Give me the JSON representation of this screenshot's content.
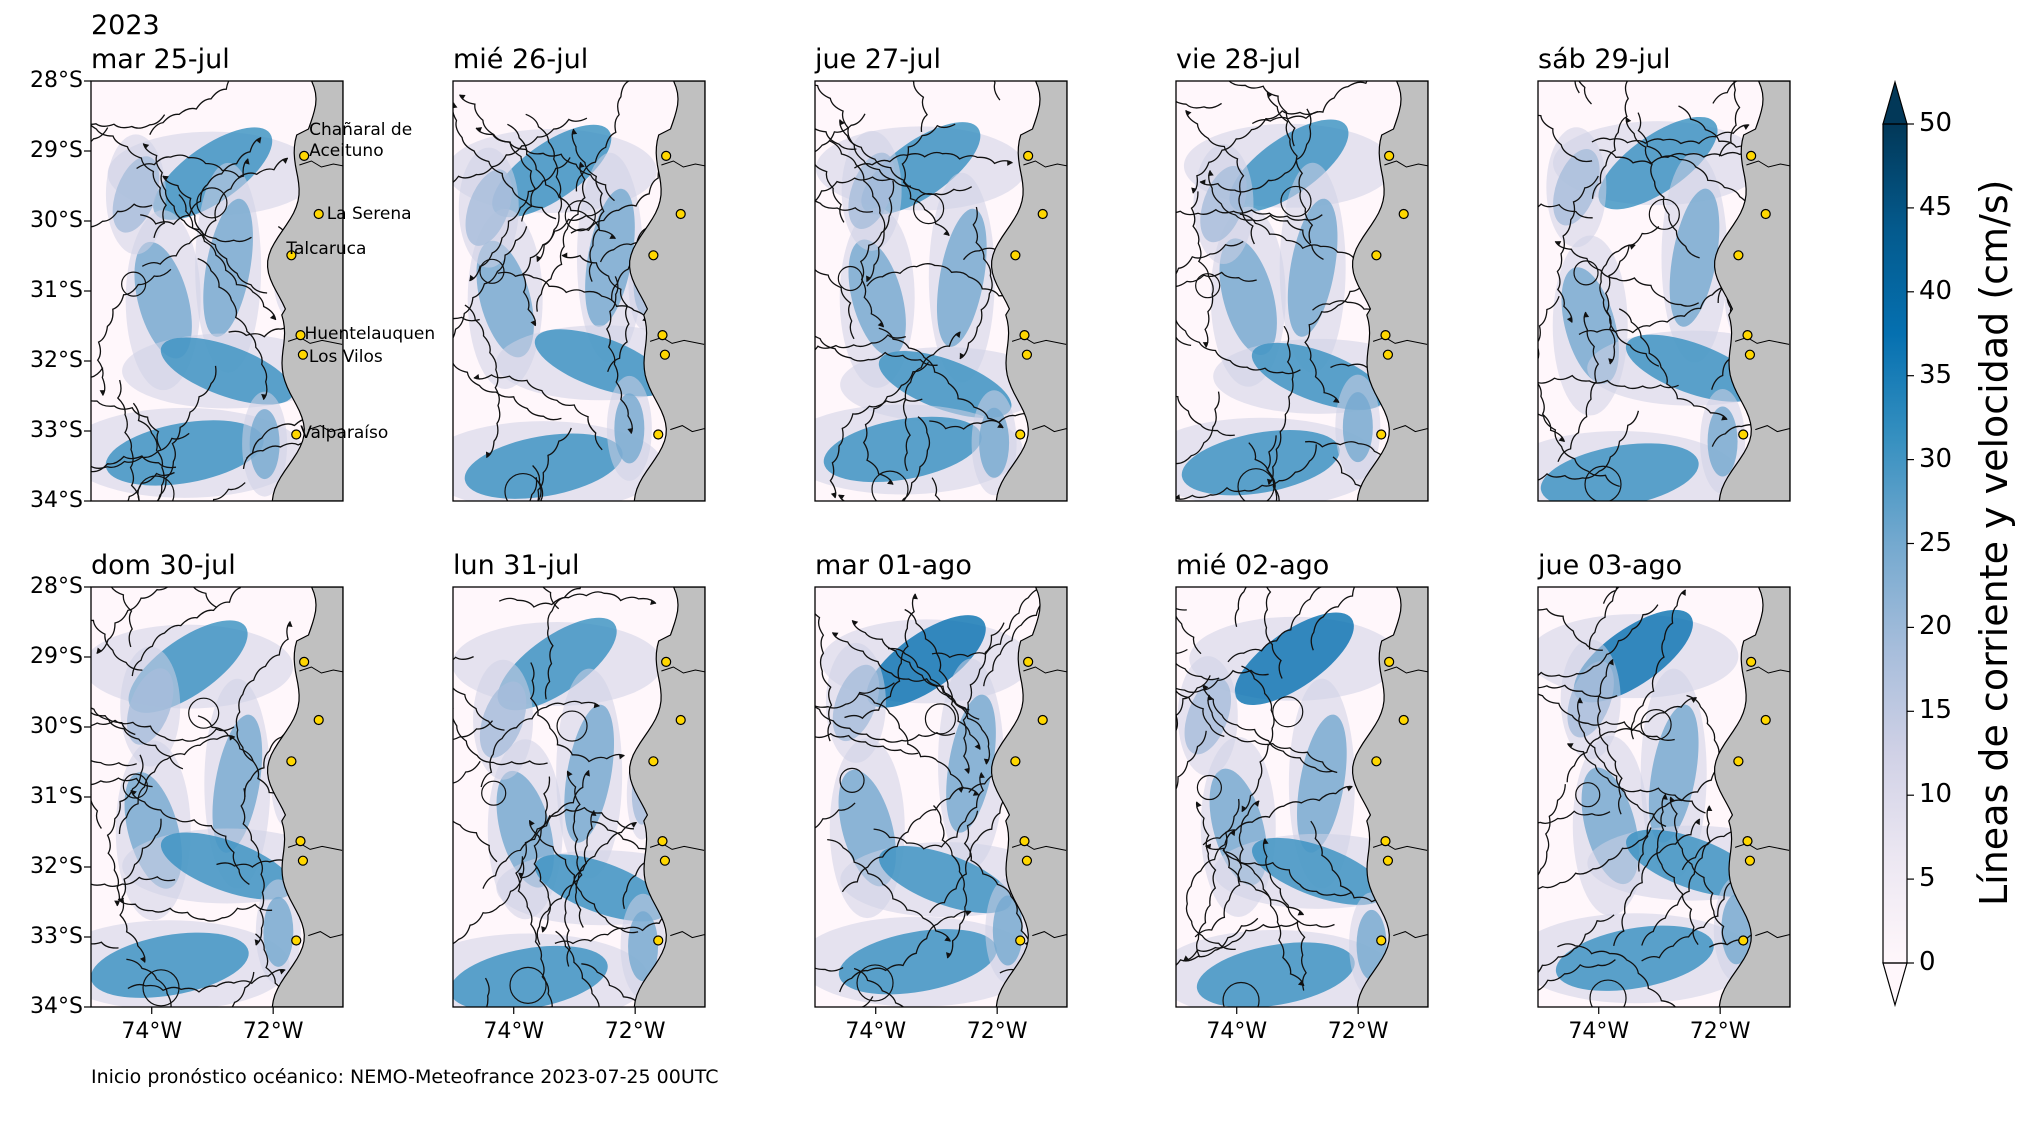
{
  "year": "2023",
  "panels": [
    {
      "title": "mar 25-jul"
    },
    {
      "title": "mié 26-jul"
    },
    {
      "title": "jue 27-jul"
    },
    {
      "title": "vie 28-jul"
    },
    {
      "title": "sáb 29-jul"
    },
    {
      "title": "dom 30-jul"
    },
    {
      "title": "lun 31-jul"
    },
    {
      "title": "mar 01-ago"
    },
    {
      "title": "mié 02-ago"
    },
    {
      "title": "jue 03-ago"
    }
  ],
  "lat_ticks": [
    "28°S",
    "29°S",
    "30°S",
    "31°S",
    "32°S",
    "33°S",
    "34°S"
  ],
  "lon_ticks": [
    "74°W",
    "72°W"
  ],
  "places": [
    {
      "name": "Chañaral de\nAceituno",
      "lat": -29.07,
      "lon": -71.49
    },
    {
      "name": "La Serena",
      "lat": -29.9,
      "lon": -71.25
    },
    {
      "name": "Talcaruca",
      "lat": -30.49,
      "lon": -71.7
    },
    {
      "name": "Huentelauquen",
      "lat": -31.63,
      "lon": -71.55
    },
    {
      "name": "Los Vilos",
      "lat": -31.91,
      "lon": -71.51
    },
    {
      "name": "Valparaíso",
      "lat": -33.05,
      "lon": -71.62
    }
  ],
  "colorbar": {
    "label": "Líneas de corriente y velocidad (cm/s)",
    "ticks": [
      "0",
      "5",
      "10",
      "15",
      "20",
      "25",
      "30",
      "35",
      "40",
      "45",
      "50"
    ],
    "colors": [
      "#fff7fb",
      "#ece7f2",
      "#d0d1e6",
      "#a6bddb",
      "#74a9cf",
      "#3690c0",
      "#0570b0",
      "#045a8d",
      "#023858"
    ]
  },
  "map_colors": {
    "land": "#c0c0c0",
    "place_marker": "#ffd700"
  },
  "footer": "Inicio pronóstico océanico: NEMO-Meteofrance 2023-07-25 00UTC"
}
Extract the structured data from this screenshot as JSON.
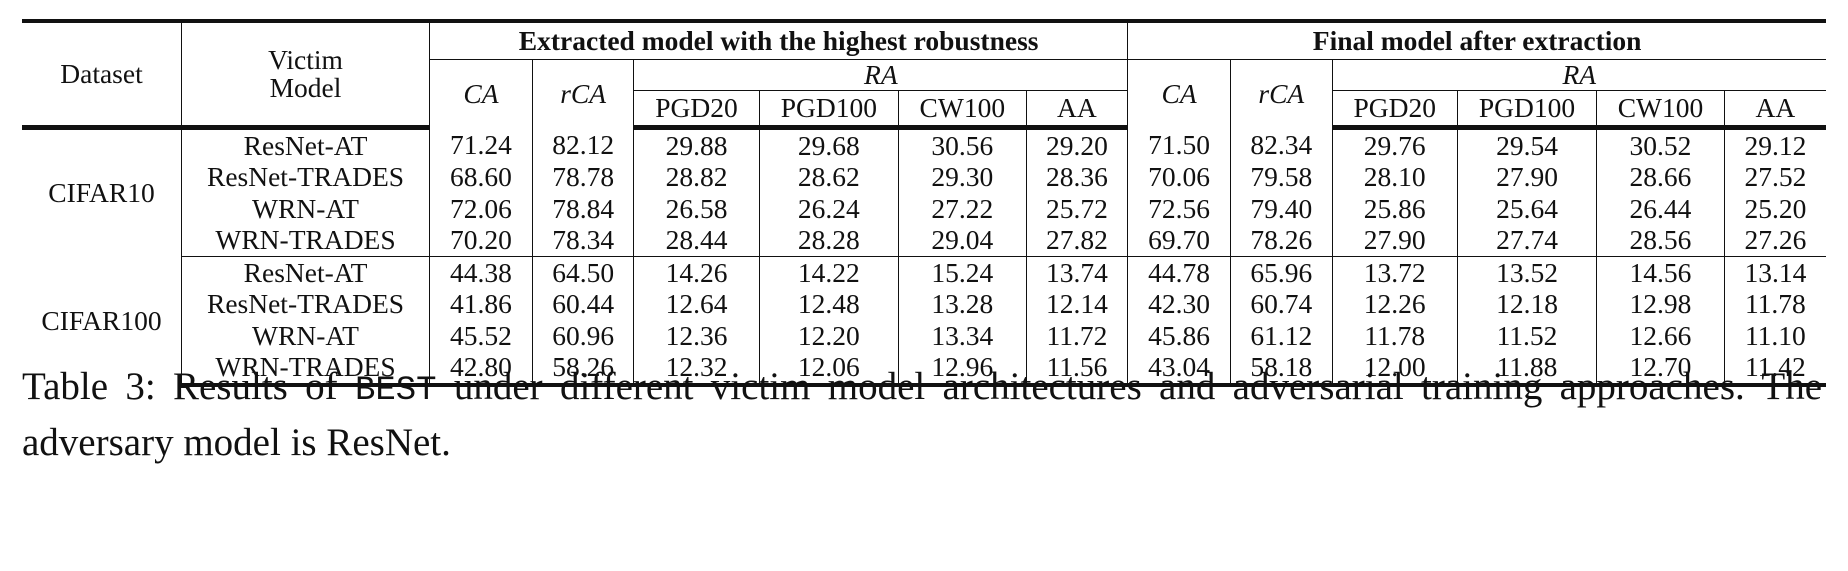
{
  "table": {
    "header": {
      "dataset": "Dataset",
      "victim_line1": "Victim",
      "victim_line2": "Model",
      "group1": "Extracted model with the highest robustness",
      "group2": "Final model after extraction",
      "ca": "CA",
      "rca": "rCA",
      "ra": "RA",
      "attacks": [
        "PGD20",
        "PGD100",
        "CW100",
        "AA"
      ]
    },
    "groups": [
      {
        "dataset": "CIFAR10",
        "rows": [
          {
            "model": "ResNet-AT",
            "values": [
              "71.24",
              "82.12",
              "29.88",
              "29.68",
              "30.56",
              "29.20",
              "71.50",
              "82.34",
              "29.76",
              "29.54",
              "30.52",
              "29.12"
            ]
          },
          {
            "model": "ResNet-TRADES",
            "values": [
              "68.60",
              "78.78",
              "28.82",
              "28.62",
              "29.30",
              "28.36",
              "70.06",
              "79.58",
              "28.10",
              "27.90",
              "28.66",
              "27.52"
            ]
          },
          {
            "model": "WRN-AT",
            "values": [
              "72.06",
              "78.84",
              "26.58",
              "26.24",
              "27.22",
              "25.72",
              "72.56",
              "79.40",
              "25.86",
              "25.64",
              "26.44",
              "25.20"
            ]
          },
          {
            "model": "WRN-TRADES",
            "values": [
              "70.20",
              "78.34",
              "28.44",
              "28.28",
              "29.04",
              "27.82",
              "69.70",
              "78.26",
              "27.90",
              "27.74",
              "28.56",
              "27.26"
            ]
          }
        ]
      },
      {
        "dataset": "CIFAR100",
        "rows": [
          {
            "model": "ResNet-AT",
            "values": [
              "44.38",
              "64.50",
              "14.26",
              "14.22",
              "15.24",
              "13.74",
              "44.78",
              "65.96",
              "13.72",
              "13.52",
              "14.56",
              "13.14"
            ]
          },
          {
            "model": "ResNet-TRADES",
            "values": [
              "41.86",
              "60.44",
              "12.64",
              "12.48",
              "13.28",
              "12.14",
              "42.30",
              "60.74",
              "12.26",
              "12.18",
              "12.98",
              "11.78"
            ]
          },
          {
            "model": "WRN-AT",
            "values": [
              "45.52",
              "60.96",
              "12.36",
              "12.20",
              "13.34",
              "11.72",
              "45.86",
              "61.12",
              "11.78",
              "11.52",
              "12.66",
              "11.10"
            ]
          },
          {
            "model": "WRN-TRADES",
            "values": [
              "42.80",
              "58.26",
              "12.32",
              "12.06",
              "12.96",
              "11.56",
              "43.04",
              "58.18",
              "12.00",
              "11.88",
              "12.70",
              "11.42"
            ]
          }
        ]
      }
    ]
  },
  "caption": {
    "prefix": "Table 3: Results of ",
    "method": "BEST",
    "suffix": " under different victim model architectures and adversarial training approaches. The adversary model is ResNet."
  }
}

■ WRITTEN INSTRUCTION: Without the pictures, repeat the listing above exactly.

■ RESULT:
Give me the JSON representation of this screenshot's content.
{
  "year": "2023",
  "panels": [
    {
      "title": "mar 25-jul"
    },
    {
      "title": "mié 26-jul"
    },
    {
      "title": "jue 27-jul"
    },
    {
      "title": "vie 28-jul"
    },
    {
      "title": "sáb 29-jul"
    },
    {
      "title": "dom 30-jul"
    },
    {
      "title": "lun 31-jul"
    },
    {
      "title": "mar 01-ago"
    },
    {
      "title": "mié 02-ago"
    },
    {
      "title": "jue 03-ago"
    }
  ],
  "lat_ticks": [
    "28°S",
    "29°S",
    "30°S",
    "31°S",
    "32°S",
    "33°S",
    "34°S"
  ],
  "lon_ticks": [
    "74°W",
    "72°W"
  ],
  "places": [
    {
      "name": "Chañaral de\nAceituno",
      "lat": -29.07,
      "lon": -71.49
    },
    {
      "name": "La Serena",
      "lat": -29.9,
      "lon": -71.25
    },
    {
      "name": "Talcaruca",
      "lat": -30.49,
      "lon": -71.7
    },
    {
      "name": "Huentelauquen",
      "lat": -31.63,
      "lon": -71.55
    },
    {
      "name": "Los Vilos",
      "lat": -31.91,
      "lon": -71.51
    },
    {
      "name": "Valparaíso",
      "lat": -33.05,
      "lon": -71.62
    }
  ],
  "colorbar": {
    "label": "Líneas de corriente y velocidad (cm/s)",
    "ticks": [
      "0",
      "5",
      "10",
      "15",
      "20",
      "25",
      "30",
      "35",
      "40",
      "45",
      "50"
    ],
    "colors": [
      "#fff7fb",
      "#ece7f2",
      "#d0d1e6",
      "#a6bddb",
      "#74a9cf",
      "#3690c0",
      "#0570b0",
      "#045a8d",
      "#023858"
    ]
  },
  "map_colors": {
    "land": "#c0c0c0",
    "place_marker": "#ffd700"
  },
  "footer": "Inicio pronóstico océanico: NEMO-Meteofrance 2023-07-25 00UTC"
}
Extract the structured data from this screenshot as JSON.
{
  "table": {
    "header": {
      "dataset": "Dataset",
      "victim_line1": "Victim",
      "victim_line2": "Model",
      "group1": "Extracted model with the highest robustness",
      "group2": "Final model after extraction",
      "ca": "CA",
      "rca": "rCA",
      "ra": "RA",
      "attacks": [
        "PGD20",
        "PGD100",
        "CW100",
        "AA"
      ]
    },
    "groups": [
      {
        "dataset": "CIFAR10",
        "rows": [
          {
            "model": "ResNet-AT",
            "values": [
              "71.24",
              "82.12",
              "29.88",
              "29.68",
              "30.56",
              "29.20",
              "71.50",
              "82.34",
              "29.76",
              "29.54",
              "30.52",
              "29.12"
            ]
          },
          {
            "model": "ResNet-TRADES",
            "values": [
              "68.60",
              "78.78",
              "28.82",
              "28.62",
              "29.30",
              "28.36",
              "70.06",
              "79.58",
              "28.10",
              "27.90",
              "28.66",
              "27.52"
            ]
          },
          {
            "model": "WRN-AT",
            "values": [
              "72.06",
              "78.84",
              "26.58",
              "26.24",
              "27.22",
              "25.72",
              "72.56",
              "79.40",
              "25.86",
              "25.64",
              "26.44",
              "25.20"
            ]
          },
          {
            "model": "WRN-TRADES",
            "values": [
              "70.20",
              "78.34",
              "28.44",
              "28.28",
              "29.04",
              "27.82",
              "69.70",
              "78.26",
              "27.90",
              "27.74",
              "28.56",
              "27.26"
            ]
          }
        ]
      },
      {
        "dataset": "CIFAR100",
        "rows": [
          {
            "model": "ResNet-AT",
            "values": [
              "44.38",
              "64.50",
              "14.26",
              "14.22",
              "15.24",
              "13.74",
              "44.78",
              "65.96",
              "13.72",
              "13.52",
              "14.56",
              "13.14"
            ]
          },
          {
            "model": "ResNet-TRADES",
            "values": [
              "41.86",
              "60.44",
              "12.64",
              "12.48",
              "13.28",
              "12.14",
              "42.30",
              "60.74",
              "12.26",
              "12.18",
              "12.98",
              "11.78"
            ]
          },
          {
            "model": "WRN-AT",
            "values": [
              "45.52",
              "60.96",
              "12.36",
              "12.20",
              "13.34",
              "11.72",
              "45.86",
              "61.12",
              "11.78",
              "11.52",
              "12.66",
              "11.10"
            ]
          },
          {
            "model": "WRN-TRADES",
            "values": [
              "42.80",
              "58.26",
              "12.32",
              "12.06",
              "12.96",
              "11.56",
              "43.04",
              "58.18",
              "12.00",
              "11.88",
              "12.70",
              "11.42"
            ]
          }
        ]
      }
    ]
  },
  "caption": {
    "prefix": "Table 3: Results of ",
    "method": "BEST",
    "suffix": " under different victim model architectures and adversarial training approaches. The adversary model is ResNet."
  }
}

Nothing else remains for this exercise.